Extracts from a graphics dataset:
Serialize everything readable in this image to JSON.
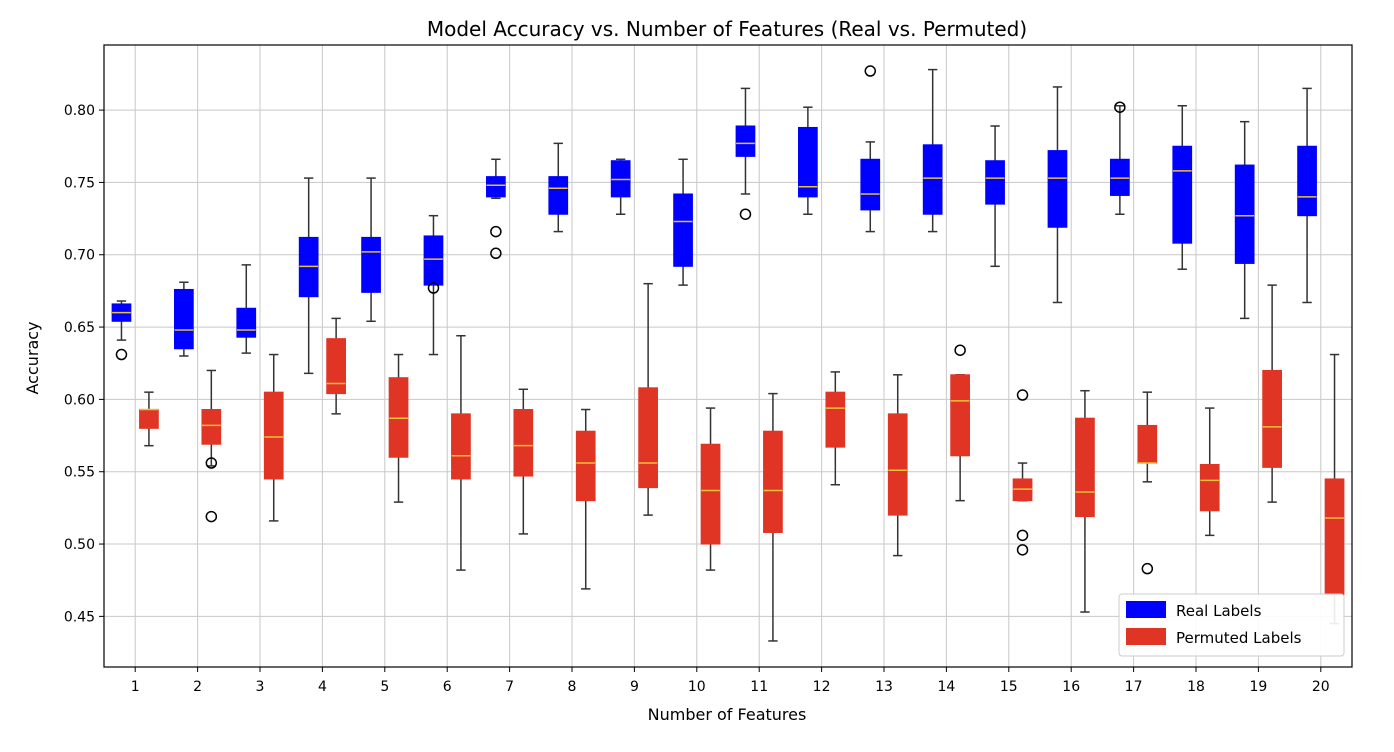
{
  "chart_data": {
    "type": "boxplot",
    "title": "Model Accuracy vs. Number of Features (Real vs. Permuted)",
    "xlabel": "Number of Features",
    "ylabel": "Accuracy",
    "ylim": [
      0.415,
      0.845
    ],
    "yticks": [
      0.45,
      0.5,
      0.55,
      0.6,
      0.65,
      0.7,
      0.75,
      0.8
    ],
    "categories": [
      "1",
      "2",
      "3",
      "4",
      "5",
      "6",
      "7",
      "8",
      "9",
      "10",
      "11",
      "12",
      "13",
      "14",
      "15",
      "16",
      "17",
      "18",
      "19",
      "20"
    ],
    "grid": true,
    "legend_position": "lower-right",
    "colors": {
      "real": "#0000ff",
      "permuted": "#e03424",
      "median": "#e8c23a",
      "whisker": "#333333"
    },
    "series": [
      {
        "name": "Real Labels",
        "boxes": [
          {
            "whislo": 0.641,
            "q1": 0.654,
            "med": 0.66,
            "q3": 0.666,
            "whishi": 0.668,
            "fliers": [
              0.631
            ]
          },
          {
            "whislo": 0.63,
            "q1": 0.635,
            "med": 0.648,
            "q3": 0.676,
            "whishi": 0.681,
            "fliers": []
          },
          {
            "whislo": 0.632,
            "q1": 0.643,
            "med": 0.648,
            "q3": 0.663,
            "whishi": 0.693,
            "fliers": []
          },
          {
            "whislo": 0.618,
            "q1": 0.671,
            "med": 0.692,
            "q3": 0.712,
            "whishi": 0.753,
            "fliers": []
          },
          {
            "whislo": 0.654,
            "q1": 0.674,
            "med": 0.702,
            "q3": 0.712,
            "whishi": 0.753,
            "fliers": []
          },
          {
            "whislo": 0.631,
            "q1": 0.679,
            "med": 0.697,
            "q3": 0.713,
            "whishi": 0.727,
            "fliers": [
              0.677
            ]
          },
          {
            "whislo": 0.739,
            "q1": 0.74,
            "med": 0.748,
            "q3": 0.754,
            "whishi": 0.766,
            "fliers": [
              0.716,
              0.701
            ]
          },
          {
            "whislo": 0.716,
            "q1": 0.728,
            "med": 0.746,
            "q3": 0.754,
            "whishi": 0.777,
            "fliers": []
          },
          {
            "whislo": 0.728,
            "q1": 0.74,
            "med": 0.752,
            "q3": 0.765,
            "whishi": 0.766,
            "fliers": []
          },
          {
            "whislo": 0.679,
            "q1": 0.692,
            "med": 0.723,
            "q3": 0.742,
            "whishi": 0.766,
            "fliers": []
          },
          {
            "whislo": 0.742,
            "q1": 0.768,
            "med": 0.777,
            "q3": 0.789,
            "whishi": 0.815,
            "fliers": [
              0.728
            ]
          },
          {
            "whislo": 0.728,
            "q1": 0.74,
            "med": 0.747,
            "q3": 0.788,
            "whishi": 0.802,
            "fliers": []
          },
          {
            "whislo": 0.716,
            "q1": 0.731,
            "med": 0.742,
            "q3": 0.766,
            "whishi": 0.778,
            "fliers": [
              0.827
            ]
          },
          {
            "whislo": 0.716,
            "q1": 0.728,
            "med": 0.753,
            "q3": 0.776,
            "whishi": 0.828,
            "fliers": []
          },
          {
            "whislo": 0.692,
            "q1": 0.735,
            "med": 0.753,
            "q3": 0.765,
            "whishi": 0.789,
            "fliers": []
          },
          {
            "whislo": 0.667,
            "q1": 0.719,
            "med": 0.753,
            "q3": 0.772,
            "whishi": 0.816,
            "fliers": []
          },
          {
            "whislo": 0.728,
            "q1": 0.741,
            "med": 0.753,
            "q3": 0.766,
            "whishi": 0.803,
            "fliers": [
              0.802
            ]
          },
          {
            "whislo": 0.69,
            "q1": 0.708,
            "med": 0.758,
            "q3": 0.775,
            "whishi": 0.803,
            "fliers": []
          },
          {
            "whislo": 0.656,
            "q1": 0.694,
            "med": 0.727,
            "q3": 0.762,
            "whishi": 0.792,
            "fliers": []
          },
          {
            "whislo": 0.667,
            "q1": 0.727,
            "med": 0.74,
            "q3": 0.775,
            "whishi": 0.815,
            "fliers": []
          }
        ]
      },
      {
        "name": "Permuted Labels",
        "boxes": [
          {
            "whislo": 0.568,
            "q1": 0.58,
            "med": 0.593,
            "q3": 0.593,
            "whishi": 0.605,
            "fliers": []
          },
          {
            "whislo": 0.554,
            "q1": 0.569,
            "med": 0.582,
            "q3": 0.593,
            "whishi": 0.62,
            "fliers": [
              0.556,
              0.519
            ]
          },
          {
            "whislo": 0.516,
            "q1": 0.545,
            "med": 0.574,
            "q3": 0.605,
            "whishi": 0.631,
            "fliers": []
          },
          {
            "whislo": 0.59,
            "q1": 0.604,
            "med": 0.611,
            "q3": 0.642,
            "whishi": 0.656,
            "fliers": []
          },
          {
            "whislo": 0.529,
            "q1": 0.56,
            "med": 0.587,
            "q3": 0.615,
            "whishi": 0.631,
            "fliers": []
          },
          {
            "whislo": 0.482,
            "q1": 0.545,
            "med": 0.561,
            "q3": 0.59,
            "whishi": 0.644,
            "fliers": []
          },
          {
            "whislo": 0.507,
            "q1": 0.547,
            "med": 0.568,
            "q3": 0.593,
            "whishi": 0.607,
            "fliers": []
          },
          {
            "whislo": 0.469,
            "q1": 0.53,
            "med": 0.556,
            "q3": 0.578,
            "whishi": 0.593,
            "fliers": []
          },
          {
            "whislo": 0.52,
            "q1": 0.539,
            "med": 0.556,
            "q3": 0.608,
            "whishi": 0.68,
            "fliers": []
          },
          {
            "whislo": 0.482,
            "q1": 0.5,
            "med": 0.537,
            "q3": 0.569,
            "whishi": 0.594,
            "fliers": []
          },
          {
            "whislo": 0.433,
            "q1": 0.508,
            "med": 0.537,
            "q3": 0.578,
            "whishi": 0.604,
            "fliers": []
          },
          {
            "whislo": 0.541,
            "q1": 0.567,
            "med": 0.594,
            "q3": 0.605,
            "whishi": 0.619,
            "fliers": []
          },
          {
            "whislo": 0.492,
            "q1": 0.52,
            "med": 0.551,
            "q3": 0.59,
            "whishi": 0.617,
            "fliers": []
          },
          {
            "whislo": 0.53,
            "q1": 0.561,
            "med": 0.599,
            "q3": 0.617,
            "whishi": 0.617,
            "fliers": [
              0.634
            ]
          },
          {
            "whislo": 0.53,
            "q1": 0.53,
            "med": 0.538,
            "q3": 0.545,
            "whishi": 0.556,
            "fliers": [
              0.603,
              0.506,
              0.496
            ]
          },
          {
            "whislo": 0.453,
            "q1": 0.519,
            "med": 0.536,
            "q3": 0.587,
            "whishi": 0.606,
            "fliers": []
          },
          {
            "whislo": 0.543,
            "q1": 0.556,
            "med": 0.556,
            "q3": 0.582,
            "whishi": 0.605,
            "fliers": [
              0.483
            ]
          },
          {
            "whislo": 0.506,
            "q1": 0.523,
            "med": 0.544,
            "q3": 0.555,
            "whishi": 0.594,
            "fliers": []
          },
          {
            "whislo": 0.529,
            "q1": 0.553,
            "med": 0.581,
            "q3": 0.62,
            "whishi": 0.679,
            "fliers": []
          },
          {
            "whislo": 0.445,
            "q1": 0.465,
            "med": 0.518,
            "q3": 0.545,
            "whishi": 0.631,
            "fliers": []
          }
        ]
      }
    ]
  }
}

Stated task: Restate every record exactly, please; do not copy the pictures.

Finished answer:
Serialize everything readable in this image to JSON.
{
  "chart_data": {
    "type": "boxplot",
    "title": "Model Accuracy vs. Number of Features (Real vs. Permuted)",
    "xlabel": "Number of Features",
    "ylabel": "Accuracy",
    "ylim": [
      0.415,
      0.845
    ],
    "yticks": [
      0.45,
      0.5,
      0.55,
      0.6,
      0.65,
      0.7,
      0.75,
      0.8
    ],
    "categories": [
      "1",
      "2",
      "3",
      "4",
      "5",
      "6",
      "7",
      "8",
      "9",
      "10",
      "11",
      "12",
      "13",
      "14",
      "15",
      "16",
      "17",
      "18",
      "19",
      "20"
    ],
    "grid": true,
    "legend_position": "lower-right",
    "colors": {
      "real": "#0000ff",
      "permuted": "#e03424",
      "median": "#e8c23a",
      "whisker": "#333333"
    },
    "series": [
      {
        "name": "Real Labels",
        "boxes": [
          {
            "whislo": 0.641,
            "q1": 0.654,
            "med": 0.66,
            "q3": 0.666,
            "whishi": 0.668,
            "fliers": [
              0.631
            ]
          },
          {
            "whislo": 0.63,
            "q1": 0.635,
            "med": 0.648,
            "q3": 0.676,
            "whishi": 0.681,
            "fliers": []
          },
          {
            "whislo": 0.632,
            "q1": 0.643,
            "med": 0.648,
            "q3": 0.663,
            "whishi": 0.693,
            "fliers": []
          },
          {
            "whislo": 0.618,
            "q1": 0.671,
            "med": 0.692,
            "q3": 0.712,
            "whishi": 0.753,
            "fliers": []
          },
          {
            "whislo": 0.654,
            "q1": 0.674,
            "med": 0.702,
            "q3": 0.712,
            "whishi": 0.753,
            "fliers": []
          },
          {
            "whislo": 0.631,
            "q1": 0.679,
            "med": 0.697,
            "q3": 0.713,
            "whishi": 0.727,
            "fliers": [
              0.677
            ]
          },
          {
            "whislo": 0.739,
            "q1": 0.74,
            "med": 0.748,
            "q3": 0.754,
            "whishi": 0.766,
            "fliers": [
              0.716,
              0.701
            ]
          },
          {
            "whislo": 0.716,
            "q1": 0.728,
            "med": 0.746,
            "q3": 0.754,
            "whishi": 0.777,
            "fliers": []
          },
          {
            "whislo": 0.728,
            "q1": 0.74,
            "med": 0.752,
            "q3": 0.765,
            "whishi": 0.766,
            "fliers": []
          },
          {
            "whislo": 0.679,
            "q1": 0.692,
            "med": 0.723,
            "q3": 0.742,
            "whishi": 0.766,
            "fliers": []
          },
          {
            "whislo": 0.742,
            "q1": 0.768,
            "med": 0.777,
            "q3": 0.789,
            "whishi": 0.815,
            "fliers": [
              0.728
            ]
          },
          {
            "whislo": 0.728,
            "q1": 0.74,
            "med": 0.747,
            "q3": 0.788,
            "whishi": 0.802,
            "fliers": []
          },
          {
            "whislo": 0.716,
            "q1": 0.731,
            "med": 0.742,
            "q3": 0.766,
            "whishi": 0.778,
            "fliers": [
              0.827
            ]
          },
          {
            "whislo": 0.716,
            "q1": 0.728,
            "med": 0.753,
            "q3": 0.776,
            "whishi": 0.828,
            "fliers": []
          },
          {
            "whislo": 0.692,
            "q1": 0.735,
            "med": 0.753,
            "q3": 0.765,
            "whishi": 0.789,
            "fliers": []
          },
          {
            "whislo": 0.667,
            "q1": 0.719,
            "med": 0.753,
            "q3": 0.772,
            "whishi": 0.816,
            "fliers": []
          },
          {
            "whislo": 0.728,
            "q1": 0.741,
            "med": 0.753,
            "q3": 0.766,
            "whishi": 0.803,
            "fliers": [
              0.802
            ]
          },
          {
            "whislo": 0.69,
            "q1": 0.708,
            "med": 0.758,
            "q3": 0.775,
            "whishi": 0.803,
            "fliers": []
          },
          {
            "whislo": 0.656,
            "q1": 0.694,
            "med": 0.727,
            "q3": 0.762,
            "whishi": 0.792,
            "fliers": []
          },
          {
            "whislo": 0.667,
            "q1": 0.727,
            "med": 0.74,
            "q3": 0.775,
            "whishi": 0.815,
            "fliers": []
          }
        ]
      },
      {
        "name": "Permuted Labels",
        "boxes": [
          {
            "whislo": 0.568,
            "q1": 0.58,
            "med": 0.593,
            "q3": 0.593,
            "whishi": 0.605,
            "fliers": []
          },
          {
            "whislo": 0.554,
            "q1": 0.569,
            "med": 0.582,
            "q3": 0.593,
            "whishi": 0.62,
            "fliers": [
              0.556,
              0.519
            ]
          },
          {
            "whislo": 0.516,
            "q1": 0.545,
            "med": 0.574,
            "q3": 0.605,
            "whishi": 0.631,
            "fliers": []
          },
          {
            "whislo": 0.59,
            "q1": 0.604,
            "med": 0.611,
            "q3": 0.642,
            "whishi": 0.656,
            "fliers": []
          },
          {
            "whislo": 0.529,
            "q1": 0.56,
            "med": 0.587,
            "q3": 0.615,
            "whishi": 0.631,
            "fliers": []
          },
          {
            "whislo": 0.482,
            "q1": 0.545,
            "med": 0.561,
            "q3": 0.59,
            "whishi": 0.644,
            "fliers": []
          },
          {
            "whislo": 0.507,
            "q1": 0.547,
            "med": 0.568,
            "q3": 0.593,
            "whishi": 0.607,
            "fliers": []
          },
          {
            "whislo": 0.469,
            "q1": 0.53,
            "med": 0.556,
            "q3": 0.578,
            "whishi": 0.593,
            "fliers": []
          },
          {
            "whislo": 0.52,
            "q1": 0.539,
            "med": 0.556,
            "q3": 0.608,
            "whishi": 0.68,
            "fliers": []
          },
          {
            "whislo": 0.482,
            "q1": 0.5,
            "med": 0.537,
            "q3": 0.569,
            "whishi": 0.594,
            "fliers": []
          },
          {
            "whislo": 0.433,
            "q1": 0.508,
            "med": 0.537,
            "q3": 0.578,
            "whishi": 0.604,
            "fliers": []
          },
          {
            "whislo": 0.541,
            "q1": 0.567,
            "med": 0.594,
            "q3": 0.605,
            "whishi": 0.619,
            "fliers": []
          },
          {
            "whislo": 0.492,
            "q1": 0.52,
            "med": 0.551,
            "q3": 0.59,
            "whishi": 0.617,
            "fliers": []
          },
          {
            "whislo": 0.53,
            "q1": 0.561,
            "med": 0.599,
            "q3": 0.617,
            "whishi": 0.617,
            "fliers": [
              0.634
            ]
          },
          {
            "whislo": 0.53,
            "q1": 0.53,
            "med": 0.538,
            "q3": 0.545,
            "whishi": 0.556,
            "fliers": [
              0.603,
              0.506,
              0.496
            ]
          },
          {
            "whislo": 0.453,
            "q1": 0.519,
            "med": 0.536,
            "q3": 0.587,
            "whishi": 0.606,
            "fliers": []
          },
          {
            "whislo": 0.543,
            "q1": 0.556,
            "med": 0.556,
            "q3": 0.582,
            "whishi": 0.605,
            "fliers": [
              0.483
            ]
          },
          {
            "whislo": 0.506,
            "q1": 0.523,
            "med": 0.544,
            "q3": 0.555,
            "whishi": 0.594,
            "fliers": []
          },
          {
            "whislo": 0.529,
            "q1": 0.553,
            "med": 0.581,
            "q3": 0.62,
            "whishi": 0.679,
            "fliers": []
          },
          {
            "whislo": 0.445,
            "q1": 0.465,
            "med": 0.518,
            "q3": 0.545,
            "whishi": 0.631,
            "fliers": []
          }
        ]
      }
    ]
  }
}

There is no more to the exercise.